# [What the task requires]
Beneath this task is a listing; retype all of it exactly.

# [Given data]
--

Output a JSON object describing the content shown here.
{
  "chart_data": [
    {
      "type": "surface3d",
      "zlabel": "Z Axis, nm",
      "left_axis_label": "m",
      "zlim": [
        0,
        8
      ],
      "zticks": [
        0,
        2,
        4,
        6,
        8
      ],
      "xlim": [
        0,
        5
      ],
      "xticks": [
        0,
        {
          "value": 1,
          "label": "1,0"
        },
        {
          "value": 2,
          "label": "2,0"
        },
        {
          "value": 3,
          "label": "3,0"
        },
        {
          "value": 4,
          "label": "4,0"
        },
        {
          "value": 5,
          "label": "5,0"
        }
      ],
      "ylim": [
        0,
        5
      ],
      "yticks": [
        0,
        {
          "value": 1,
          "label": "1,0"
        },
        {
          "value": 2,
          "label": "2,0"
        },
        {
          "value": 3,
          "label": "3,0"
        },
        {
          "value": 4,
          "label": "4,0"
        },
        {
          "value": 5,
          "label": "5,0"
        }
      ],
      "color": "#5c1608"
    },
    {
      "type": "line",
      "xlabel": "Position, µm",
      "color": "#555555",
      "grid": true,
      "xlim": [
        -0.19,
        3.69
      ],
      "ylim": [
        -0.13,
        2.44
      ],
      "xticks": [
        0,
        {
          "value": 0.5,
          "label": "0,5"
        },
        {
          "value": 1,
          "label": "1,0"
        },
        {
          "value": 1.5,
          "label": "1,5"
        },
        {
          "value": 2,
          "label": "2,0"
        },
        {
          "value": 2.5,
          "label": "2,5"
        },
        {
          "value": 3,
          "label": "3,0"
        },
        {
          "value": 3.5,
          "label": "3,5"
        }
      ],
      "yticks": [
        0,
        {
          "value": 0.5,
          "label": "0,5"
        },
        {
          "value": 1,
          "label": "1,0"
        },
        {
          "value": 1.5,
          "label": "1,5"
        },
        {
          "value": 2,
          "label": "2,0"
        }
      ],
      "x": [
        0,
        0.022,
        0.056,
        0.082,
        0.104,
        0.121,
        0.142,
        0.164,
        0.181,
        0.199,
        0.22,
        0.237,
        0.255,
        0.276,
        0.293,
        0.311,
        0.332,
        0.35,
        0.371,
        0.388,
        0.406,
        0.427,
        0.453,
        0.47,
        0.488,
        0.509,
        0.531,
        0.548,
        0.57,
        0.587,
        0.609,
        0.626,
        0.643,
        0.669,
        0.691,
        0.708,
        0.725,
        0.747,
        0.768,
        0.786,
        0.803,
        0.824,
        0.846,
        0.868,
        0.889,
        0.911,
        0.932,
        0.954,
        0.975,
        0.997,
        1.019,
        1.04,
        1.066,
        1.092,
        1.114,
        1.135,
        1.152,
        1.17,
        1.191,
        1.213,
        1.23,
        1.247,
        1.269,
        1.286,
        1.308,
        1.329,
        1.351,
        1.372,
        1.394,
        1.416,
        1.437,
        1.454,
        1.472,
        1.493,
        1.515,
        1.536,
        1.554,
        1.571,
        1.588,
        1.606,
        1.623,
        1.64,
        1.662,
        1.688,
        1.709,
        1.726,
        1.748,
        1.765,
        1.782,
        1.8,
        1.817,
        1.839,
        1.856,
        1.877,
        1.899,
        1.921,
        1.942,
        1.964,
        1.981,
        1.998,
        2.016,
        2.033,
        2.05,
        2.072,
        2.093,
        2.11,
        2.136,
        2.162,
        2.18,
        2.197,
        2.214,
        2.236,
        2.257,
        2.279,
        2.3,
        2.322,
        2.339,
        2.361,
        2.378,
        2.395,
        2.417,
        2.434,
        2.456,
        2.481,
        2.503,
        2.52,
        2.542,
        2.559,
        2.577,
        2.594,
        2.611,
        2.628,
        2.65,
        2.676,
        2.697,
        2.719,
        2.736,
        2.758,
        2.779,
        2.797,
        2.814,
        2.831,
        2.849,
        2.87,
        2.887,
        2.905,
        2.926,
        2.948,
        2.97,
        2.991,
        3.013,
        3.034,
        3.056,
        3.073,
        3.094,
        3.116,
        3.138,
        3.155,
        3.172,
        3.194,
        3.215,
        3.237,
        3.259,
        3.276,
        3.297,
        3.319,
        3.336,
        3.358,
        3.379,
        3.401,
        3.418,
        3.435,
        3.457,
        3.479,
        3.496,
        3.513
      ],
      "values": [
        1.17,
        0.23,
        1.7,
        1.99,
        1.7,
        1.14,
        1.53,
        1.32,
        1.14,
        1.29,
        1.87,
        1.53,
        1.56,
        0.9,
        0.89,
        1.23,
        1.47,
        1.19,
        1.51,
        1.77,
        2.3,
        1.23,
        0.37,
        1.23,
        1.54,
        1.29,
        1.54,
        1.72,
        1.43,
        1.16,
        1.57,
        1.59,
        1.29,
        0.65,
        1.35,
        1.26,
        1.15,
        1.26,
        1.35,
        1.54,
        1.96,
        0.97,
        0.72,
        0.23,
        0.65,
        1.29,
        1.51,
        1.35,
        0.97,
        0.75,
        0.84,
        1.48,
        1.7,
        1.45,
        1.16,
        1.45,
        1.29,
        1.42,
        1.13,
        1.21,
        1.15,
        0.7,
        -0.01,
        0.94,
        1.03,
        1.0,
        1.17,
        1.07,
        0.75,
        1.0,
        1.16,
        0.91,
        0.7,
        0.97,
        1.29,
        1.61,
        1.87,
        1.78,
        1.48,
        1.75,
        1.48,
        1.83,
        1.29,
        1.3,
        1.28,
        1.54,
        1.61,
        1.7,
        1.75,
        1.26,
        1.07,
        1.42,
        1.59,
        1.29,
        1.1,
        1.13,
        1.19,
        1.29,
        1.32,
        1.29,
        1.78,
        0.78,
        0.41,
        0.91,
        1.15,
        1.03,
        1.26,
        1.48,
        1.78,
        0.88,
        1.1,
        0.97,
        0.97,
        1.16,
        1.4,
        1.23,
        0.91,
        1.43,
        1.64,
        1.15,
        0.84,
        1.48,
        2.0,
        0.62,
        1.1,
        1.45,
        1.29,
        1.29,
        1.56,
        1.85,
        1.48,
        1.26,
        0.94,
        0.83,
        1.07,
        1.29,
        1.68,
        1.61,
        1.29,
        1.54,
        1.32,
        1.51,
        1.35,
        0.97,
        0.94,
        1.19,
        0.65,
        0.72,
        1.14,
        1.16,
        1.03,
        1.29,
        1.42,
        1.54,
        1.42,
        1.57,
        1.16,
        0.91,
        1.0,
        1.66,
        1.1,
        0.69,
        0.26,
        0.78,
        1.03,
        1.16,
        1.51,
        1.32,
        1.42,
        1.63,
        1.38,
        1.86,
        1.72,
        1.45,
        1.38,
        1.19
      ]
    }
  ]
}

--

# [Reply]
Output a JSON object describing the content shown here.
{
  "chart_data": [
    {
      "type": "surface3d",
      "zlabel": "Z Axis, nm",
      "left_axis_label": "m",
      "zlim": [
        0,
        8
      ],
      "zticks": [
        0,
        2,
        4,
        6,
        8
      ],
      "xlim": [
        0,
        5
      ],
      "xticks": [
        0,
        {
          "value": 1,
          "label": "1,0"
        },
        {
          "value": 2,
          "label": "2,0"
        },
        {
          "value": 3,
          "label": "3,0"
        },
        {
          "value": 4,
          "label": "4,0"
        },
        {
          "value": 5,
          "label": "5,0"
        }
      ],
      "ylim": [
        0,
        5
      ],
      "yticks": [
        0,
        {
          "value": 1,
          "label": "1,0"
        },
        {
          "value": 2,
          "label": "2,0"
        },
        {
          "value": 3,
          "label": "3,0"
        },
        {
          "value": 4,
          "label": "4,0"
        },
        {
          "value": 5,
          "label": "5,0"
        }
      ],
      "color": "#5c1608"
    },
    {
      "type": "line",
      "xlabel": "Position, µm",
      "color": "#555555",
      "grid": true,
      "xlim": [
        -0.19,
        3.69
      ],
      "ylim": [
        -0.13,
        2.44
      ],
      "xticks": [
        0,
        {
          "value": 0.5,
          "label": "0,5"
        },
        {
          "value": 1,
          "label": "1,0"
        },
        {
          "value": 1.5,
          "label": "1,5"
        },
        {
          "value": 2,
          "label": "2,0"
        },
        {
          "value": 2.5,
          "label": "2,5"
        },
        {
          "value": 3,
          "label": "3,0"
        },
        {
          "value": 3.5,
          "label": "3,5"
        }
      ],
      "yticks": [
        0,
        {
          "value": 0.5,
          "label": "0,5"
        },
        {
          "value": 1,
          "label": "1,0"
        },
        {
          "value": 1.5,
          "label": "1,5"
        },
        {
          "value": 2,
          "label": "2,0"
        }
      ],
      "x": [
        0,
        0.022,
        0.056,
        0.082,
        0.104,
        0.121,
        0.142,
        0.164,
        0.181,
        0.199,
        0.22,
        0.237,
        0.255,
        0.276,
        0.293,
        0.311,
        0.332,
        0.35,
        0.371,
        0.388,
        0.406,
        0.427,
        0.453,
        0.47,
        0.488,
        0.509,
        0.531,
        0.548,
        0.57,
        0.587,
        0.609,
        0.626,
        0.643,
        0.669,
        0.691,
        0.708,
        0.725,
        0.747,
        0.768,
        0.786,
        0.803,
        0.824,
        0.846,
        0.868,
        0.889,
        0.911,
        0.932,
        0.954,
        0.975,
        0.997,
        1.019,
        1.04,
        1.066,
        1.092,
        1.114,
        1.135,
        1.152,
        1.17,
        1.191,
        1.213,
        1.23,
        1.247,
        1.269,
        1.286,
        1.308,
        1.329,
        1.351,
        1.372,
        1.394,
        1.416,
        1.437,
        1.454,
        1.472,
        1.493,
        1.515,
        1.536,
        1.554,
        1.571,
        1.588,
        1.606,
        1.623,
        1.64,
        1.662,
        1.688,
        1.709,
        1.726,
        1.748,
        1.765,
        1.782,
        1.8,
        1.817,
        1.839,
        1.856,
        1.877,
        1.899,
        1.921,
        1.942,
        1.964,
        1.981,
        1.998,
        2.016,
        2.033,
        2.05,
        2.072,
        2.093,
        2.11,
        2.136,
        2.162,
        2.18,
        2.197,
        2.214,
        2.236,
        2.257,
        2.279,
        2.3,
        2.322,
        2.339,
        2.361,
        2.378,
        2.395,
        2.417,
        2.434,
        2.456,
        2.481,
        2.503,
        2.52,
        2.542,
        2.559,
        2.577,
        2.594,
        2.611,
        2.628,
        2.65,
        2.676,
        2.697,
        2.719,
        2.736,
        2.758,
        2.779,
        2.797,
        2.814,
        2.831,
        2.849,
        2.87,
        2.887,
        2.905,
        2.926,
        2.948,
        2.97,
        2.991,
        3.013,
        3.034,
        3.056,
        3.073,
        3.094,
        3.116,
        3.138,
        3.155,
        3.172,
        3.194,
        3.215,
        3.237,
        3.259,
        3.276,
        3.297,
        3.319,
        3.336,
        3.358,
        3.379,
        3.401,
        3.418,
        3.435,
        3.457,
        3.479,
        3.496,
        3.513
      ],
      "values": [
        1.17,
        0.23,
        1.7,
        1.99,
        1.7,
        1.14,
        1.53,
        1.32,
        1.14,
        1.29,
        1.87,
        1.53,
        1.56,
        0.9,
        0.89,
        1.23,
        1.47,
        1.19,
        1.51,
        1.77,
        2.3,
        1.23,
        0.37,
        1.23,
        1.54,
        1.29,
        1.54,
        1.72,
        1.43,
        1.16,
        1.57,
        1.59,
        1.29,
        0.65,
        1.35,
        1.26,
        1.15,
        1.26,
        1.35,
        1.54,
        1.96,
        0.97,
        0.72,
        0.23,
        0.65,
        1.29,
        1.51,
        1.35,
        0.97,
        0.75,
        0.84,
        1.48,
        1.7,
        1.45,
        1.16,
        1.45,
        1.29,
        1.42,
        1.13,
        1.21,
        1.15,
        0.7,
        -0.01,
        0.94,
        1.03,
        1.0,
        1.17,
        1.07,
        0.75,
        1.0,
        1.16,
        0.91,
        0.7,
        0.97,
        1.29,
        1.61,
        1.87,
        1.78,
        1.48,
        1.75,
        1.48,
        1.83,
        1.29,
        1.3,
        1.28,
        1.54,
        1.61,
        1.7,
        1.75,
        1.26,
        1.07,
        1.42,
        1.59,
        1.29,
        1.1,
        1.13,
        1.19,
        1.29,
        1.32,
        1.29,
        1.78,
        0.78,
        0.41,
        0.91,
        1.15,
        1.03,
        1.26,
        1.48,
        1.78,
        0.88,
        1.1,
        0.97,
        0.97,
        1.16,
        1.4,
        1.23,
        0.91,
        1.43,
        1.64,
        1.15,
        0.84,
        1.48,
        2.0,
        0.62,
        1.1,
        1.45,
        1.29,
        1.29,
        1.56,
        1.85,
        1.48,
        1.26,
        0.94,
        0.83,
        1.07,
        1.29,
        1.68,
        1.61,
        1.29,
        1.54,
        1.32,
        1.51,
        1.35,
        0.97,
        0.94,
        1.19,
        0.65,
        0.72,
        1.14,
        1.16,
        1.03,
        1.29,
        1.42,
        1.54,
        1.42,
        1.57,
        1.16,
        0.91,
        1.0,
        1.66,
        1.1,
        0.69,
        0.26,
        0.78,
        1.03,
        1.16,
        1.51,
        1.32,
        1.42,
        1.63,
        1.38,
        1.86,
        1.72,
        1.45,
        1.38,
        1.19
      ]
    }
  ]
}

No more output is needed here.